## Start

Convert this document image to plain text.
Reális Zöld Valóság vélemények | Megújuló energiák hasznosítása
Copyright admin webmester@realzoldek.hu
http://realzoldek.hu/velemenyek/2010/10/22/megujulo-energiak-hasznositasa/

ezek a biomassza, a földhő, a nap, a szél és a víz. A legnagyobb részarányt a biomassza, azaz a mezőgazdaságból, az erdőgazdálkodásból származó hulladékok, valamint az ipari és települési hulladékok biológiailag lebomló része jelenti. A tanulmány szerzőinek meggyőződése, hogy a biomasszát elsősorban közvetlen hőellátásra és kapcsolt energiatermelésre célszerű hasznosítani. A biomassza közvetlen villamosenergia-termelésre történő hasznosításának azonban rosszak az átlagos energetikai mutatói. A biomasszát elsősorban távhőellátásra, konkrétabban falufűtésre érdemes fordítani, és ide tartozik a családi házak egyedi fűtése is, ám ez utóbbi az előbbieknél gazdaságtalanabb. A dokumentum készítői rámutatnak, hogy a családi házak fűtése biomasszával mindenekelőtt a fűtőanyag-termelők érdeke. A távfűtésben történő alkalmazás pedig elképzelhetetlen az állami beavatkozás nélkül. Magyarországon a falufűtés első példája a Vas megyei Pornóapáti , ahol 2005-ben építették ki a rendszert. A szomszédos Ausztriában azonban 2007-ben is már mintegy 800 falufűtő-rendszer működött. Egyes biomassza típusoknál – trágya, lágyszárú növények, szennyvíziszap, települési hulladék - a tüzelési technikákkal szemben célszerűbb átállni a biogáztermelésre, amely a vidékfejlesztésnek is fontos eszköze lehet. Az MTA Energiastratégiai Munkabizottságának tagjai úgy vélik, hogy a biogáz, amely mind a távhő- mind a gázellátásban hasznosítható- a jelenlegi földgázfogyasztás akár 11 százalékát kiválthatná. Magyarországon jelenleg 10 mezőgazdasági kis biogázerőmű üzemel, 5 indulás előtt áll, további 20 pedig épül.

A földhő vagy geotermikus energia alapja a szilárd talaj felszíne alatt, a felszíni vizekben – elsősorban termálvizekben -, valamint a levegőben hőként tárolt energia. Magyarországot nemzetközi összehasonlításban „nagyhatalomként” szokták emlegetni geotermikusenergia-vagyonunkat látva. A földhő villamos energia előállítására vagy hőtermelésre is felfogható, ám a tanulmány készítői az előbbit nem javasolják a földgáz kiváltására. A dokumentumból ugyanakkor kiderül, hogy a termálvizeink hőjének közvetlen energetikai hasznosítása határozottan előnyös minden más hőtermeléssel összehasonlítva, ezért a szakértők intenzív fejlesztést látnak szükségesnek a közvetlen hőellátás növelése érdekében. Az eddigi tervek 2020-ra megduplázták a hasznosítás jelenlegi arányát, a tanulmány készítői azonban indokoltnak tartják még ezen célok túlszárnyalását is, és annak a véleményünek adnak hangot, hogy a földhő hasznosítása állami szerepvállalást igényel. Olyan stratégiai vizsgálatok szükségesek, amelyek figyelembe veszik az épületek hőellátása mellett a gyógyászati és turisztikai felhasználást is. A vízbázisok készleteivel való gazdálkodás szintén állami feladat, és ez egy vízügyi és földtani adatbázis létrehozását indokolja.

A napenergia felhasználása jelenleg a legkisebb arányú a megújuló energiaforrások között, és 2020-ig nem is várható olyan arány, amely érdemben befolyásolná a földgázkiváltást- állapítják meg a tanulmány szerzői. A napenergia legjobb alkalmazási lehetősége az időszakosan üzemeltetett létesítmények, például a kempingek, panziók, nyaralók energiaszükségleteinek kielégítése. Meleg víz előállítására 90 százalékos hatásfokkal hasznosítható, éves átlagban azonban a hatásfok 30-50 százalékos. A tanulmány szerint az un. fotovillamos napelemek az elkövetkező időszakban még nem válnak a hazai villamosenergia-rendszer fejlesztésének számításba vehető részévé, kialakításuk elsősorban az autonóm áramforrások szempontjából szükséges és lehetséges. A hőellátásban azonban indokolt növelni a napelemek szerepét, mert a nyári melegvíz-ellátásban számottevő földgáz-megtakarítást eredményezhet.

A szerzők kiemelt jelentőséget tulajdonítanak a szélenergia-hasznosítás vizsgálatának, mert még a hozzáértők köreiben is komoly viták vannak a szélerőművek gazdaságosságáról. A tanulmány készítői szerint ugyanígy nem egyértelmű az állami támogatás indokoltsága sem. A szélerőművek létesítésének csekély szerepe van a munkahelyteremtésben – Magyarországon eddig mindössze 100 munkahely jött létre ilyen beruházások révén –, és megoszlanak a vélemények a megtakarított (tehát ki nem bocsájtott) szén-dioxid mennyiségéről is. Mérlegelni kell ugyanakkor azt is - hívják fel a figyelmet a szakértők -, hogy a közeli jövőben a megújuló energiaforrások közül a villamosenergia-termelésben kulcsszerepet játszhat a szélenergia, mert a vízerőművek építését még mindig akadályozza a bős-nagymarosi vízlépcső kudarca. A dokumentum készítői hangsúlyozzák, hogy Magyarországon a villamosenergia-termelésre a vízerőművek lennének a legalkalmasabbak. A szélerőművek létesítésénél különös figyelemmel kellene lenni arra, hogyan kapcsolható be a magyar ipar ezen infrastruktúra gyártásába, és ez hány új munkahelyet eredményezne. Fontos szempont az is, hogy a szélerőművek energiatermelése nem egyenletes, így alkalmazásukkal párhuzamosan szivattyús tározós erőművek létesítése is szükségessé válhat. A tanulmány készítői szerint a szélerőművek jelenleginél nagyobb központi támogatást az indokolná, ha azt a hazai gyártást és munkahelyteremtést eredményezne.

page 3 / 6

## End

§ DIRECTION: Every entry must be output again, exactly as written above.

§ TASK ANSWER:
Convert this document image to plain text.
Reális Zöld Valóság vélemények | Megújuló energiák hasznosítása
Copyright admin webmester@realzoldek.hu
http://realzoldek.hu/velemenyek/2010/10/22/megujulo-energiak-hasznositasa/

ezek a biomassza, a földhő, a nap, a szél és a víz. A legnagyobb részarányt a biomassza, azaz a mezőgazdaságból, az erdőgazdálkodásból származó hulladékok, valamint az ipari és települési hulladékok biológiailag lebomló része jelenti. A tanulmány szerzőinek meggyőződése, hogy a biomasszát elsősorban közvetlen hőellátásra és kapcsolt energiatermelésre célszerű hasznosítani. A biomassza közvetlen villamosenergia-termelésre történő hasznosításának azonban rosszak az átlagos energetikai mutatói. A biomasszát elsősorban távhőellátásra, konkrétabban falufűtésre érdemes fordítani, és ide tartozik a családi házak egyedi fűtése is, ám ez utóbbi az előbbieknél gazdaságtalanabb. A dokumentum készítői rámutatnak, hogy a családi házak fűtése biomasszával mindenekelőtt a fűtőanyag-termelők érdeke. A távfűtésben történő alkalmazás pedig elképzelhetetlen az állami beavatkozás nélkül. Magyarországon a falufűtés első példája a Vas megyei Pornóapáti , ahol 2005-ben építették ki a rendszert. A szomszédos Ausztriában azonban 2007-ben is már mintegy 800 falufűtő-rendszer működött. Egyes biomassza típusoknál – trágya, lágyszárú növények, szennyvíziszap, települési hulladék - a tüzelési technikákkal szemben célszerűbb átállni a biogáztermelésre, amely a vidékfejlesztésnek is fontos eszköze lehet. Az MTA Energiastratégiai Munkabizottságának tagjai úgy vélik, hogy a biogáz, amely mind a távhő- mind a gázellátásban hasznosítható- a jelenlegi földgázfogyasztás akár 11 százalékát kiválthatná. Magyarországon jelenleg 10 mezőgazdasági kis biogázerőmű üzemel, 5 indulás előtt áll, további 20 pedig épül.

A földhő vagy geotermikus energia alapja a szilárd talaj felszíne alatt, a felszíni vizekben – elsősorban termálvizekben -, valamint a levegőben hőként tárolt energia. Magyarországot nemzetközi összehasonlításban „nagyhatalomként” szokták emlegetni geotermikusenergia-vagyonunkat látva. A földhő villamos energia előállítására vagy hőtermelésre is felfogható, ám a tanulmány készítői az előbbit nem javasolják a földgáz kiváltására. A dokumentumból ugyanakkor kiderül, hogy a termálvizeink hőjének közvetlen energetikai hasznosítása határozottan előnyös minden más hőtermeléssel összehasonlítva, ezért a szakértők intenzív fejlesztést látnak szükségesnek a közvetlen hőellátás növelése érdekében. Az eddigi tervek 2020-ra megduplázták a hasznosítás jelenlegi arányát, a tanulmány készítői azonban indokoltnak tartják még ezen célok túlszárnyalását is, és annak a véleményünek adnak hangot, hogy a földhő hasznosítása állami szerepvállalást igényel. Olyan stratégiai vizsgálatok szükségesek, amelyek figyelembe veszik az épületek hőellátása mellett a gyógyászati és turisztikai felhasználást is. A vízbázisok készleteivel való gazdálkodás szintén állami feladat, és ez egy vízügyi és földtani adatbázis létrehozását indokolja.

A napenergia felhasználása jelenleg a legkisebb arányú a megújuló energiaforrások között, és 2020-ig nem is várható olyan arány, amely érdemben befolyásolná a földgázkiváltást- állapítják meg a tanulmány szerzői. A napenergia legjobb alkalmazási lehetősége az időszakosan üzemeltetett létesítmények, például a kempingek, panziók, nyaralók energiaszükségleteinek kielégítése. Meleg víz előállítására 90 százalékos hatásfokkal hasznosítható, éves átlagban azonban a hatásfok 30-50 százalékos. A tanulmány szerint az un. fotovillamos napelemek az elkövetkező időszakban még nem válnak a hazai villamosenergia-rendszer fejlesztésének számításba vehető részévé, kialakításuk elsősorban az autonóm áramforrások szempontjából szükséges és lehetséges. A hőellátásban azonban indokolt növelni a napelemek szerepét, mert a nyári melegvíz-ellátásban számottevő földgáz-megtakarítást eredményezhet.

A szerzők kiemelt jelentőséget tulajdonítanak a szélenergia-hasznosítás vizsgálatának, mert még a hozzáértők köreiben is komoly viták vannak a szélerőművek gazdaságosságáról. A tanulmány készítői szerint ugyanígy nem egyértelmű az állami támogatás indokoltsága sem. A szélerőművek létesítésének csekély szerepe van a munkahelyteremtésben – Magyarországon eddig mindössze 100 munkahely jött létre ilyen beruházások révén –, és megoszlanak a vélemények a megtakarított (tehát ki nem bocsájtott) szén-dioxid mennyiségéről is. Mérlegelni kell ugyanakkor azt is - hívják fel a figyelmet a szakértők -, hogy a közeli jövőben a megújuló energiaforrások közül a villamosenergia-termelésben kulcsszerepet játszhat a szélenergia, mert a vízerőművek építését még mindig akadályozza a bős-nagymarosi vízlépcső kudarca. A dokumentum készítői hangsúlyozzák, hogy Magyarországon a villamosenergia-termelésre a vízerőművek lennének a legalkalmasabbak. A szélerőművek létesítésénél különös figyelemmel kellene lenni arra, hogyan kapcsolható be a magyar ipar ezen infrastruktúra gyártásába, és ez hány új munkahelyet eredményezne. Fontos szempont az is, hogy a szélerőművek energiatermelése nem egyenletes, így alkalmazásukkal párhuzamosan szivattyús tározós erőművek létesítése is szükségessé válhat. A tanulmány készítői szerint a szélerőművek jelenleginél nagyobb központi támogatást az indokolná, ha azt a hazai gyártást és munkahelyteremtést eredményezne.

page 3 / 6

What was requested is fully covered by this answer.